Text to read ::
One of the most tired — and, let’s be honest, self-righteous — cliches in higher-ed discourse is the all too common lament about how students today are consumers — nay, customers. They whine for high grades, they read less than ever and they enter and exit college presuming they are entitled to a job afterwards. While we’re at it, they are also responsible for the decline of higher education and, of course, Western civilization today. Grade grubbing aside, this is bonkers.
If you look into the history of higher ed — most people, including most professors, don’t, but what can you do? — students used to directly pay their professors, not all that differently from the way we tip today after we tap the credit card reader. In fact, Max Weber, one of the founding fathers of sociology, in the opening of his all too influential essay “Scholarship as a Vocation,” noted this as one of the defining differences between early 20th century American and German academia. The young German lecturer, or “Privatdozent,” “receives no salary … his only income is in lecture fees paid by his students, and he can teach whatever subjects he chooses within his discipline.”
I bring up this distinction because for all the annoying cliches about how the modern university is too commercialized and transactional, we lose more and more of the sense of freedom and empowerment that shaping one’s education by choosing and paying one’s teachers used to help provide — and before you ask, yes, tips are accepted, but only in the form of gift cards.
This column began because of my surprise, frustration, anger and disappointment with the death-by-a-thousand-cuts of what was once called “shopping period” and which now goes by the ungainly moniker of “add/drop.” Long long ago, like two years ago, students had about two weeks during which they could shop classes and join or leave them. Now, changed with minimal fanfare, students have less than a week to add/drop courses. I think — and I know I’m not the only one — that this is pathetic and bathetic.
This column will be a short polemic, a jeremiad to use the traditional term, because, quite frankly, we don’t have enough jeremiads in education today, unless it relates to hot button political issues. Nor will I indulge in the faux “asking for a friend” or “pardon my rant” qualifications which disfigure so many conversations today. It’s good to have a position, state a view and have ideas and feelings about those ideas. While the rest of this column will be a short list of grievances which students and other faculty members have expressed to me over the past week, I want to get to the theory first. What can I say, I went to University of Chicago for undergrad. We take ideas seriously. I love Yale, but that’s dangerous to do here, sadly.
The shrinkage of shopping period is anti-intellectual. Students need to play with the products we are hawking. They need to be customers and connoisseurs. They should be shoplifting our ideas! They need to experiment. They need to fail. And they need to know it’s okay to fail. It’s good to fail. It’s even salutary, especially at this stage. The whole point of college in one way is to find out how to fail properly.
Let me put it even more strongly: The destruction of shopping period is positively anti-human. Does that sound like I’m putting it way too strongly? Good. Passion in defense of one’s views is no vice, even if it seems gauche and melodramatic in our play-it-safe institutional life. One can’t really determine what a course is like only from the syllabus or the readings. The course depends on the teacher; it depends on how they’ll teach and think and interact with others. It depends on how the other students behave and react and participate — or don’t. It depends on the atmosphere fostered and the questions proffered. If the teachers, the classroom, the setting, were not essential, we’d all be in Zoom pods reading the excerpts or doing the problem sets or performing the experiments by ourselves.

Prompt 1 ::
Extract the passage of the column on shopping period between "This column began" and "pathetic and bathetic.", inclusive.

Data listing ::

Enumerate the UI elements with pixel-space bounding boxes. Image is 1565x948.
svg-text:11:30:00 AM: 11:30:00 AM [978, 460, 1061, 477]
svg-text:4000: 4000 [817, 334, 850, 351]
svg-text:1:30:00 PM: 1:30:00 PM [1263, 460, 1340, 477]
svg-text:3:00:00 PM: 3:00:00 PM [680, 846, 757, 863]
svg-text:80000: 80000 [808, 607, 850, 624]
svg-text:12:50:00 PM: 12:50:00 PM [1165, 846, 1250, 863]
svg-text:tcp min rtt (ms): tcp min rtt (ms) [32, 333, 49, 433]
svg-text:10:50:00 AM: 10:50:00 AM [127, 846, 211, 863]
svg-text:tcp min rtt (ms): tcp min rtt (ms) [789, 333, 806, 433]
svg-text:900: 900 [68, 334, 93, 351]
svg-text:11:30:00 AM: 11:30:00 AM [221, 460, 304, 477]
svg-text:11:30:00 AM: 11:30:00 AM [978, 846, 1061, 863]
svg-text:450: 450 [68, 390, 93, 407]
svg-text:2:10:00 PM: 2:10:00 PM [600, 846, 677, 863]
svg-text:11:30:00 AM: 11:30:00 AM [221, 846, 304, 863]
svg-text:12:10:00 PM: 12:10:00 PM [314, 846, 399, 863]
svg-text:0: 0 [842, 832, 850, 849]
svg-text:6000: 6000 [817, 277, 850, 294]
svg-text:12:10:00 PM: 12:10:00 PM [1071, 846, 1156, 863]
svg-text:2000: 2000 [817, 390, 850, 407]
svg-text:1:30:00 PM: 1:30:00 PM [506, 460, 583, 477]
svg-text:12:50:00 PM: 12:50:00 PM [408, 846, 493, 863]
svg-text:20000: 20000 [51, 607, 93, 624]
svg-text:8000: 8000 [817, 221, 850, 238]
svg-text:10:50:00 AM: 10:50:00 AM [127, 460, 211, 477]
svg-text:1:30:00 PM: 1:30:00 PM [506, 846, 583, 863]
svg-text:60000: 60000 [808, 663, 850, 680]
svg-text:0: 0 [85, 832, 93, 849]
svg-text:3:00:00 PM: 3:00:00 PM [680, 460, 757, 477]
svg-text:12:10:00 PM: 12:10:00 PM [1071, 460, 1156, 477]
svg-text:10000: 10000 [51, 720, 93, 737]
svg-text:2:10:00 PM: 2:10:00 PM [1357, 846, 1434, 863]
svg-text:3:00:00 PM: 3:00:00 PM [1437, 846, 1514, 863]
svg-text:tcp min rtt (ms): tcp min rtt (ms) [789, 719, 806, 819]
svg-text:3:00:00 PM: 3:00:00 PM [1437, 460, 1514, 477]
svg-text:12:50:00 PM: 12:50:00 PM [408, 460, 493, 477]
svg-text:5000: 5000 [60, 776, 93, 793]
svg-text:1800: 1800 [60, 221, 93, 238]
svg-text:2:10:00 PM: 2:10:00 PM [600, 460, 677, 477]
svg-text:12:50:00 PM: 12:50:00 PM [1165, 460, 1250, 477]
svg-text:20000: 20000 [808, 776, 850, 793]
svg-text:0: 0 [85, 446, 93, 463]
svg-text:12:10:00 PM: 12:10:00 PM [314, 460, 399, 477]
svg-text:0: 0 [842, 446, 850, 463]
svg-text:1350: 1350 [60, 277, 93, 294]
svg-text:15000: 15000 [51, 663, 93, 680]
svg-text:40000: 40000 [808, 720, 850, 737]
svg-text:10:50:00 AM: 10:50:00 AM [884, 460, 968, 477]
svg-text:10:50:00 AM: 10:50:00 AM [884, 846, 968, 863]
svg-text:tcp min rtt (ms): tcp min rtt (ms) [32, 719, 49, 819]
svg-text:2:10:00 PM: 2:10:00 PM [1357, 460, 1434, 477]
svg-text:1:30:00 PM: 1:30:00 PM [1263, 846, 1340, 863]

Prompt 2 ::
Reproduce the records from their first line through the line containing "svg-text:1:30:00 PM: 1:30:00 PM [506, 460, 583, 477]", inclusive, with "tcp min rtt" replaced by "TCP minimum RTT" and everything else left unchanged; return only those lines.

Final result 1 ::
This column began because of my surprise, frustration, anger and disappointment with the death-by-a-thousand-cuts of what was once called “shopping period” and which now goes by the ungainly moniker of “add/drop.” Long long ago, like two years ago, students had about two weeks during which they could shop classes and join or leave them. Now, changed with minimal fanfare, students have less than a week to add/drop courses. I think — and I know I’m not the only one — that this is pathetic and bathetic.

Final result 2 ::
Enumerate the UI elements with pixel-space bounding boxes. Image is 1565x948.
svg-text:11:30:00 AM: 11:30:00 AM [978, 460, 1061, 477]
svg-text:4000: 4000 [817, 334, 850, 351]
svg-text:1:30:00 PM: 1:30:00 PM [1263, 460, 1340, 477]
svg-text:3:00:00 PM: 3:00:00 PM [680, 846, 757, 863]
svg-text:80000: 80000 [808, 607, 850, 624]
svg-text:12:50:00 PM: 12:50:00 PM [1165, 846, 1250, 863]
svg-text:TCP minimum RTT (ms): TCP minimum RTT (ms) [32, 333, 49, 433]
svg-text:10:50:00 AM: 10:50:00 AM [127, 846, 211, 863]
svg-text:TCP minimum RTT (ms): TCP minimum RTT (ms) [789, 333, 806, 433]
svg-text:900: 900 [68, 334, 93, 351]
svg-text:11:30:00 AM: 11:30:00 AM [221, 460, 304, 477]
svg-text:11:30:00 AM: 11:30:00 AM [978, 846, 1061, 863]
svg-text:450: 450 [68, 390, 93, 407]
svg-text:2:10:00 PM: 2:10:00 PM [600, 846, 677, 863]
svg-text:11:30:00 AM: 11:30:00 AM [221, 846, 304, 863]
svg-text:12:10:00 PM: 12:10:00 PM [314, 846, 399, 863]
svg-text:0: 0 [842, 832, 850, 849]
svg-text:6000: 6000 [817, 277, 850, 294]
svg-text:12:10:00 PM: 12:10:00 PM [1071, 846, 1156, 863]
svg-text:2000: 2000 [817, 390, 850, 407]
svg-text:1:30:00 PM: 1:30:00 PM [506, 460, 583, 477]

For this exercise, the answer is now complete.